## begin MATERIAL SUPPLIED

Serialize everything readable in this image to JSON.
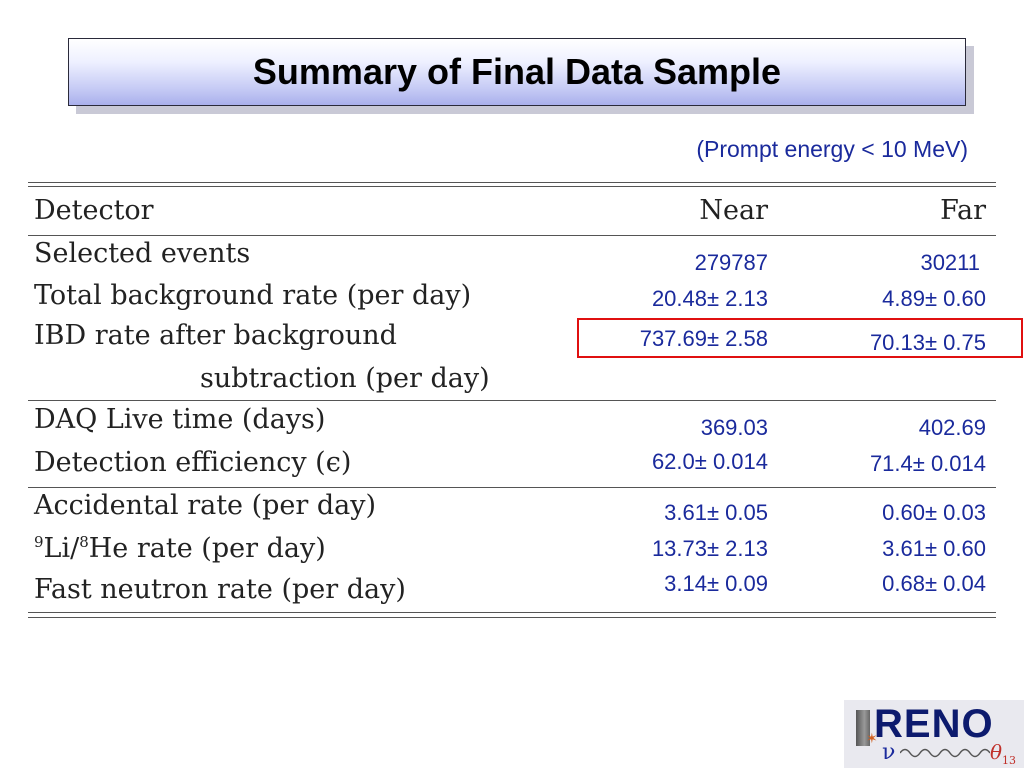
{
  "slide": {
    "title": "Summary of Final Data Sample",
    "subtitle": "(Prompt energy < 10 MeV)"
  },
  "table": {
    "headers": {
      "detector": "Detector",
      "near": "Near",
      "far": "Far"
    },
    "rows": [
      {
        "label": "Selected events",
        "near": "279787",
        "far": "30211"
      },
      {
        "label": "Total background rate (per day)",
        "near": "20.48± 2.13",
        "far": "4.89± 0.60"
      },
      {
        "label": "IBD rate after background",
        "label2": "subtraction (per day)",
        "near": "737.69± 2.58",
        "far": "70.13± 0.75"
      },
      {
        "label": "DAQ Live time (days)",
        "near": "369.03",
        "far": "402.69"
      },
      {
        "label": "Detection efficiency (ϵ)",
        "near": "62.0± 0.014",
        "far": "71.4± 0.014"
      },
      {
        "label": "Accidental rate (per day)",
        "near": "3.61± 0.05",
        "far": "0.60± 0.03"
      },
      {
        "label_sup1": "9",
        "label_a": "Li/",
        "label_sup2": "8",
        "label_b": "He rate (per day)",
        "near": "13.73± 2.13",
        "far": "3.61± 0.60"
      },
      {
        "label": "Fast neutron rate (per day)",
        "near": "3.14± 0.09",
        "far": "0.68± 0.04"
      }
    ]
  },
  "logo": {
    "text": "RENO",
    "nu": "ν",
    "theta": "θ",
    "theta_sub": "13"
  },
  "colors": {
    "value_text": "#1a2a9c",
    "highlight_border": "#e01010",
    "title_band": "#aab0ec"
  }
}
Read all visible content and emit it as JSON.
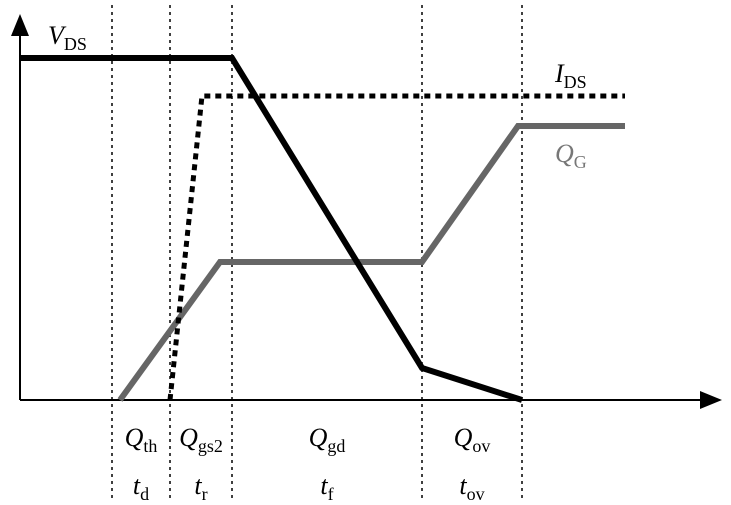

## end MATERIAL SUPPLIED

**PROBLEM REQUIREMENTS**
Filter the entries and copy out every line with the word "rate".

**COMPLETED TASK**
        "label": "Total background rate (per day)",
        "label": "IBD rate after background",
        "label": "Accidental rate (per day)",
        "label_b": "He rate (per day)",
        "label": "Fast neutron rate (per day)",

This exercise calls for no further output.